Dataset items –
****************
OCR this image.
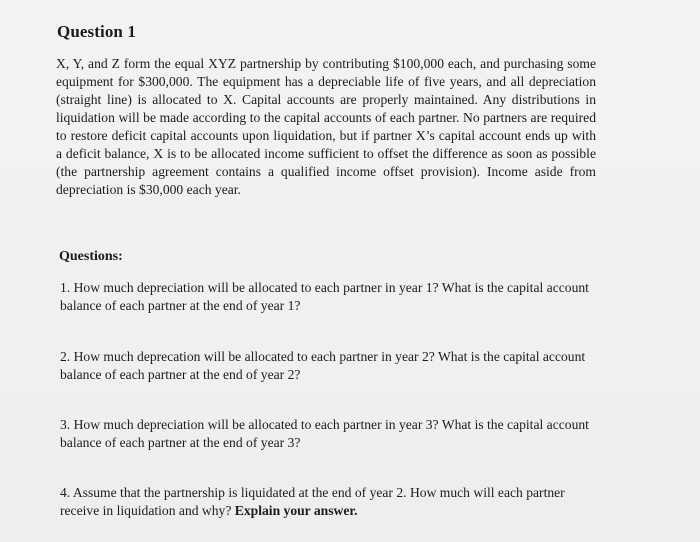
Question 1
X, Y, and Z form the equal XYZ partnership by contributing $100,000 each, and purchasing some equipment for $300,000. The equipment has a depreciable life of five years, and all depreciation (straight line) is allocated to X. Capital accounts are properly maintained. Any distributions in liquidation will be made according to the capital accounts of each partner. No partners are required to restore deficit capital accounts upon liquidation, but if partner X’s capital account ends up with a deficit balance, X is to be allocated income sufficient to offset the difference as soon as possible (the partnership agreement contains a qualified income offset provision). Income aside from depreciation is $30,000 each year.
Questions:
1. How much depreciation will be allocated to each partner in year 1? What is the capital account balance of each partner at the end of year 1?
2. How much deprecation will be allocated to each partner in year 2? What is the capital account balance of each partner at the end of year 2?
3. How much depreciation will be allocated to each partner in year 3? What is the capital account balance of each partner at the end of year 3?
4. Assume that the partnership is liquidated at the end of year 2. How much will each partner receive in liquidation and why? Explain your answer.
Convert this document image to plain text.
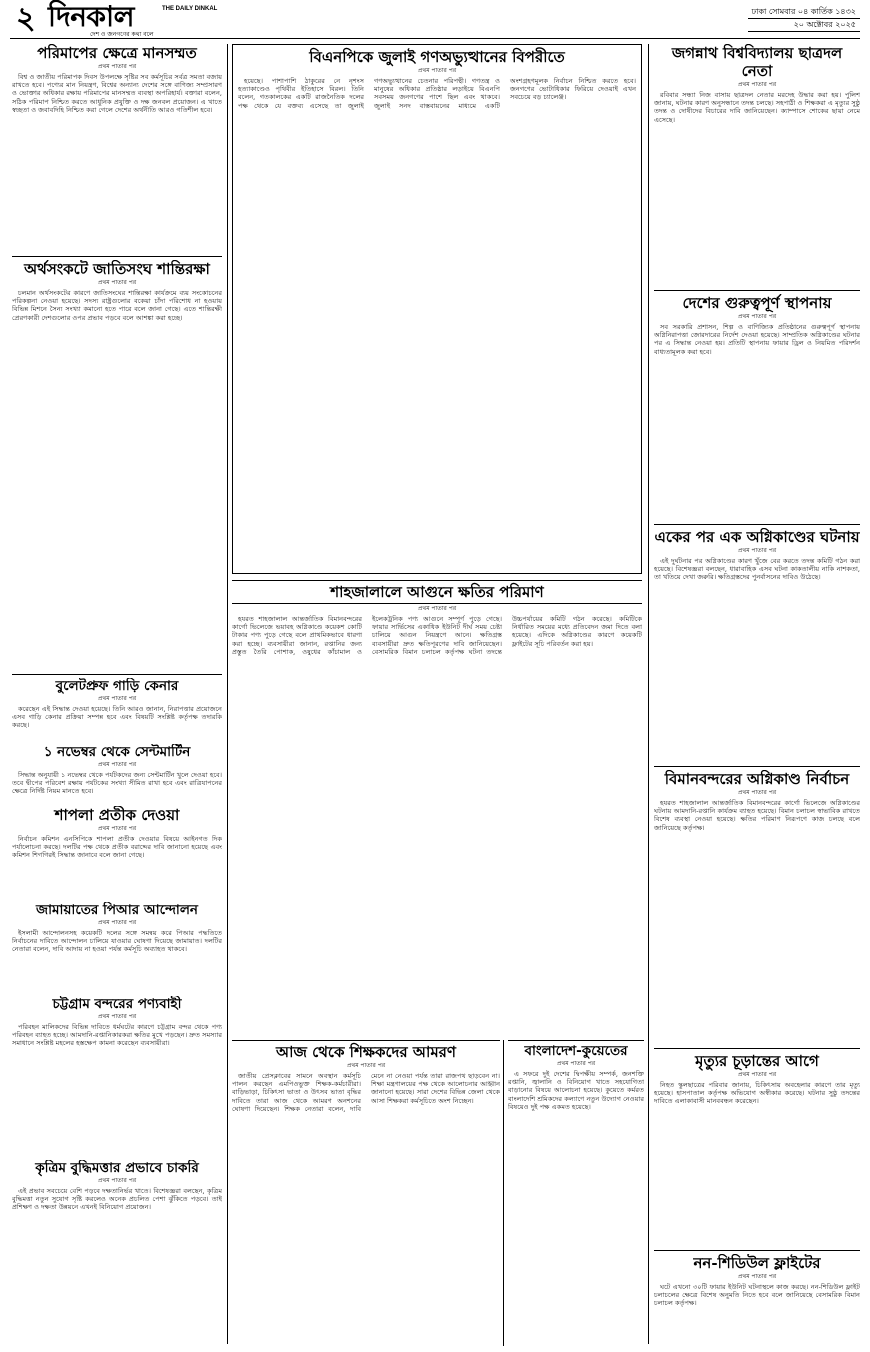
২ দিনকাল	THE DAILY DINKAL
দেশ ও জনগণের কথা বলে
ঢাকা সোমবার ০৪ কার্তিক ১৪৩২
২০ অক্টোবর ২০২৫
পরিমাপের ক্ষেত্রে মানসম্মত
প্রথম পাতার পর

বিশ্ব ও জাতীয় পরিমাপক দিবস উপলক্ষে সৃষ্টির সব কর্মসূচির সর্বত্র সমতা বজায় রাখতে হবে। পণ্যের মান নিয়ন্ত্রণ, বিশ্বের অন্যান্য দেশের সঙ্গে বাণিজ্য সম্প্রসারণ ও ভোক্তার অধিকার রক্ষায় পরিমাপের মানসম্মত ব্যবস্থা অপরিহার্য। বক্তারা বলেন, সঠিক পরিমাপ নিশ্চিত করতে আধুনিক প্রযুক্তি ও দক্ষ জনবল প্রয়োজন। এ খাতে স্বচ্ছতা ও জবাবদিহি নিশ্চিত করা গেলে দেশের অর্থনীতি আরও গতিশীল হবে।

অর্থসংকটে জাতিসংঘ শান্তিরক্ষা
প্রথম পাতার পর

চলমান অর্থসংকটের কারণে জাতিসংঘের শান্তিরক্ষা কার্যক্রমে ব্যয় সংকোচনের পরিকল্পনা নেওয়া হয়েছে। সদস্য রাষ্ট্রগুলোর বকেয়া চাঁদা পরিশোধ না হওয়ায় বিভিন্ন মিশনে সৈন্য সংখ্যা কমানো হতে পারে বলে জানা গেছে। এতে শান্তিরক্ষী প্রেরণকারী দেশগুলোর ওপর প্রভাব পড়বে বলে আশঙ্কা করা হচ্ছে।

বুলেটপ্রুফ গাড়ি কেনার
প্রথম পাতার পর

করেছেন এই সিদ্ধান্ত দেওয়া হয়েছে। তিনি আরও জানান, নিরাপত্তার প্রয়োজনে এসব গাড়ি কেনার প্রক্রিয়া সম্পন্ন হবে এবং বিষয়টি সংশ্লিষ্ট কর্তৃপক্ষ তদারকি করছে।

১ নভেম্বর থেকে সেন্টমার্টিন
প্রথম পাতার পর

সিদ্ধান্ত অনুযায়ী ১ নভেম্বর থেকে পর্যটকদের জন্য সেন্টমার্টিন খুলে দেওয়া হবে। তবে দ্বীপের পরিবেশ রক্ষায় পর্যটকের সংখ্যা সীমিত রাখা হবে এবং রাত্রিযাপনের ক্ষেত্রে নির্দিষ্ট নিয়ম মানতে হবে।

শাপলা প্রতীক দেওয়া
প্রথম পাতার পর

নির্বাচন কমিশন এনসিপিকে শাপলা প্রতীক দেওয়ার বিষয়ে আইনগত দিক পর্যালোচনা করছে। দলটির পক্ষ থেকে প্রতীক বরাদ্দের দাবি জানানো হয়েছে এবং কমিশন শিগগিরই সিদ্ধান্ত জানাবে বলে জানা গেছে।

জামায়াতের পিআর আন্দোলন
প্রথম পাতার পর

ইসলামী আন্দোলনসহ কয়েকটি দলের সঙ্গে সমন্বয় করে পিআর পদ্ধতিতে নির্বাচনের দাবিতে আন্দোলন চালিয়ে যাওয়ার ঘোষণা দিয়েছে জামায়াত। দলটির নেতারা বলেন, দাবি আদায় না হওয়া পর্যন্ত কর্মসূচি অব্যাহত থাকবে।

চট্টগ্রাম বন্দরের পণ্যবাহী
প্রথম পাতার পর

পরিবহন মালিকদের বিভিন্ন দাবিতে ধর্মঘটের কারণে চট্টগ্রাম বন্দর থেকে পণ্য পরিবহন ব্যাহত হচ্ছে। আমদানি-রপ্তানিকারকরা ক্ষতির মুখে পড়ছেন। দ্রুত সমস্যার সমাধানে সংশ্লিষ্ট মহলের হস্তক্ষেপ কামনা করেছেন ব্যবসায়ীরা।

কৃত্রিম বুদ্ধিমত্তার প্রভাবে চাকরি
প্রথম পাতার পর

এই প্রভাব সবচেয়ে বেশি পড়বে দক্ষতানির্ভর খাতে। বিশেষজ্ঞরা বলছেন, কৃত্রিম বুদ্ধিমত্তা নতুন সুযোগ সৃষ্টি করলেও অনেক প্রচলিত পেশা ঝুঁকিতে পড়বে। তাই প্রশিক্ষণ ও দক্ষতা উন্নয়নে এখনই বিনিয়োগ প্রয়োজন।

বিএনপিকে জুলাই গণঅভ্যুত্থানের বিপরীতে
প্রথম পাতার পর

হয়েছে। পাশাপাশি ঠাকুরের নে নৃশংস হত্যাকাণ্ডেও পৃথিবীর ইতিহাসে বিরল। তিনি বলেন, গতকালকের একটি রাজনৈতিক দলের পক্ষ থেকে যে বক্তব্য এসেছে তা জুলাই গণঅভ্যুত্থানের চেতনার পরিপন্থী। গণতন্ত্র ও মানুষের অধিকার প্রতিষ্ঠার লড়াইয়ে বিএনপি সবসময় জনগণের পাশে ছিল এবং থাকবে। জুলাই সনদ বাস্তবায়নের মাধ্যমে একটি অংশগ্রহণমূলক নির্বাচন নিশ্চিত করতে হবে। জনগণের ভোটাধিকার ফিরিয়ে দেওয়াই এখন সবচেয়ে বড় চ্যালেঞ্জ।

শাহজালালে আগুনে ক্ষতির পরিমাণ
প্রথম পাতার পর

হযরত শাহজালাল আন্তর্জাতিক বিমানবন্দরের কার্গো ভিলেজে ভয়াবহ অগ্নিকাণ্ডে কয়েকশ কোটি টাকার পণ্য পুড়ে গেছে বলে প্রাথমিকভাবে ধারণা করা হচ্ছে। ব্যবসায়ীরা জানান, রপ্তানির জন্য প্রস্তুত তৈরি পোশাক, ওষুধের কাঁচামাল ও ইলেকট্রনিক পণ্য আগুনে সম্পূর্ণ পুড়ে গেছে। ফায়ার সার্ভিসের একাধিক ইউনিট দীর্ঘ সময় চেষ্টা চালিয়ে আগুন নিয়ন্ত্রণে আনে। ক্ষতিগ্রস্ত ব্যবসায়ীরা দ্রুত ক্ষতিপূরণের দাবি জানিয়েছেন। বেসামরিক বিমান চলাচল কর্তৃপক্ষ ঘটনা তদন্তে উচ্চপর্যায়ের কমিটি গঠন করেছে। কমিটিকে নির্ধারিত সময়ের মধ্যে প্রতিবেদন জমা দিতে বলা হয়েছে। এদিকে অগ্নিকাণ্ডের কারণে কয়েকটি ফ্লাইটের সূচি পরিবর্তন করা হয়।

আজ থেকে শিক্ষকদের আমরণ
প্রথম পাতার পর

জাতীয় প্রেসক্লাবের সামনে অবস্থান কর্মসূচি পালন করছেন এমপিওভুক্ত শিক্ষক-কর্মচারীরা। বাড়িভাড়া, চিকিৎসা ভাতা ও উৎসব ভাতা বৃদ্ধির দাবিতে তারা আজ থেকে আমরণ অনশনের ঘোষণা দিয়েছেন। শিক্ষক নেতারা বলেন, দাবি মেনে না নেওয়া পর্যন্ত তারা রাজপথ ছাড়বেন না। শিক্ষা মন্ত্রণালয়ের পক্ষ থেকে আলোচনার আহ্বান জানানো হয়েছে। সারা দেশের বিভিন্ন জেলা থেকে আসা শিক্ষকরা কর্মসূচিতে অংশ নিচ্ছেন।

বাংলাদেশ-কুয়েতের
প্রথম পাতার পর

এ সফরে দুই দেশের দ্বিপক্ষীয় সম্পর্ক, জনশক্তি রপ্তানি, জ্বালানি ও বিনিয়োগ খাতে সহযোগিতা বাড়ানোর বিষয়ে আলোচনা হয়েছে। কুয়েতে কর্মরত বাংলাদেশি শ্রমিকদের কল্যাণে নতুন উদ্যোগ নেওয়ার বিষয়েও দুই পক্ষ একমত হয়েছে।

জগন্নাথ বিশ্ববিদ্যালয় ছাত্রদল নেতা
প্রথম পাতার পর

রবিবার সন্ধ্যা নিজ বাসায় ছাত্রদল নেতার মরদেহ উদ্ধার করা হয়। পুলিশ জানায়, ঘটনার কারণ অনুসন্ধানে তদন্ত চলছে। সহপাঠী ও শিক্ষকরা এ মৃত্যুর সুষ্ঠু তদন্ত ও দোষীদের বিচারের দাবি জানিয়েছেন। ক্যাম্পাসে শোকের ছায়া নেমে এসেছে।

দেশের গুরুত্বপূর্ণ স্থাপনায়
প্রথম পাতার পর

সব সরকারি প্রশাসন, শিল্প ও বাণিজ্যিক প্রতিষ্ঠানের গুরুত্বপূর্ণ স্থাপনায় অগ্নিনিরাপত্তা জোরদারের নির্দেশ দেওয়া হয়েছে। সাম্প্রতিক অগ্নিকাণ্ডের ঘটনার পর এ সিদ্ধান্ত নেওয়া হয়। প্রতিটি স্থাপনায় ফায়ার ড্রিল ও নিয়মিত পরিদর্শন বাধ্যতামূলক করা হবে।

একের পর এক অগ্নিকাণ্ডের ঘটনায়
প্রথম পাতার পর

এই দুর্ঘটনার পর অগ্নিকাণ্ডের কারণ খুঁজে বের করতে তদন্ত কমিটি গঠন করা হয়েছে। বিশেষজ্ঞরা বলছেন, ধারাবাহিক এসব ঘটনা কাকতালীয় নাকি নাশকতা, তা খতিয়ে দেখা জরুরি। ক্ষতিগ্রস্তদের পুনর্বাসনের দাবিও উঠেছে।

বিমানবন্দরের অগ্নিকাণ্ড নির্বাচন
প্রথম পাতার পর

হযরত শাহজালাল আন্তর্জাতিক বিমানবন্দরের কার্গো ভিলেজে অগ্নিকাণ্ডের ঘটনায় আমদানি-রপ্তানি কার্যক্রম ব্যাহত হয়েছে। বিমান চলাচল স্বাভাবিক রাখতে বিশেষ ব্যবস্থা নেওয়া হয়েছে। ক্ষতির পরিমাণ নিরূপণে কাজ চলছে বলে জানিয়েছে কর্তৃপক্ষ।

মৃত্যুর চূড়ান্তের আগে
প্রথম পাতার পর

নিহত স্কুলছাত্রের পরিবার জানায়, চিকিৎসায় অবহেলার কারণে তার মৃত্যু হয়েছে। হাসপাতাল কর্তৃপক্ষ অভিযোগ অস্বীকার করেছে। ঘটনার সুষ্ঠু তদন্তের দাবিতে এলাকাবাসী মানববন্ধন করেছেন।

নন-শিডিউল ফ্লাইটের
প্রথম পাতার পর

ঘটে এখনো ৩০টি ফায়ার ইউনিট ঘটনাস্থলে কাজ করছে। নন-শিডিউল ফ্লাইট চলাচলের ক্ষেত্রে বিশেষ অনুমতি নিতে হবে বলে জানিয়েছে বেসামরিক বিমান চলাচল কর্তৃপক্ষ।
****************
PROBLEM TO WORK ON – Pull out all lines from the entries above that include the word "partner".

IN RESPONSE –
X, Y, and Z form the equal XYZ partnership by contributing $100,000 each, and purchasing some equipment for $300,000. The equipment has a depreciable life of five years, and all depreciation (straight line) is allocated to X. Capital accounts are properly maintained. Any distributions in liquidation will be made according to the capital accounts of each partner. No partners are required to restore deficit capital accounts upon liquidation, but if partner X’s capital account ends up with a deficit balance, X is to be allocated income sufficient to offset the difference as soon as possible (the partnership agreement contains a qualified income offset provision). Income aside from depreciation is $30,000 each year.
1. How much depreciation will be allocated to each partner in year 1? What is the capital account balance of each partner at the end of year 1?
2. How much deprecation will be allocated to each partner in year 2? What is the capital account balance of each partner at the end of year 2?
3. How much depreciation will be allocated to each partner in year 3? What is the capital account balance of each partner at the end of year 3?
4. Assume that the partnership is liquidated at the end of year 2. How much will each partner receive in liquidation and why? Explain your answer.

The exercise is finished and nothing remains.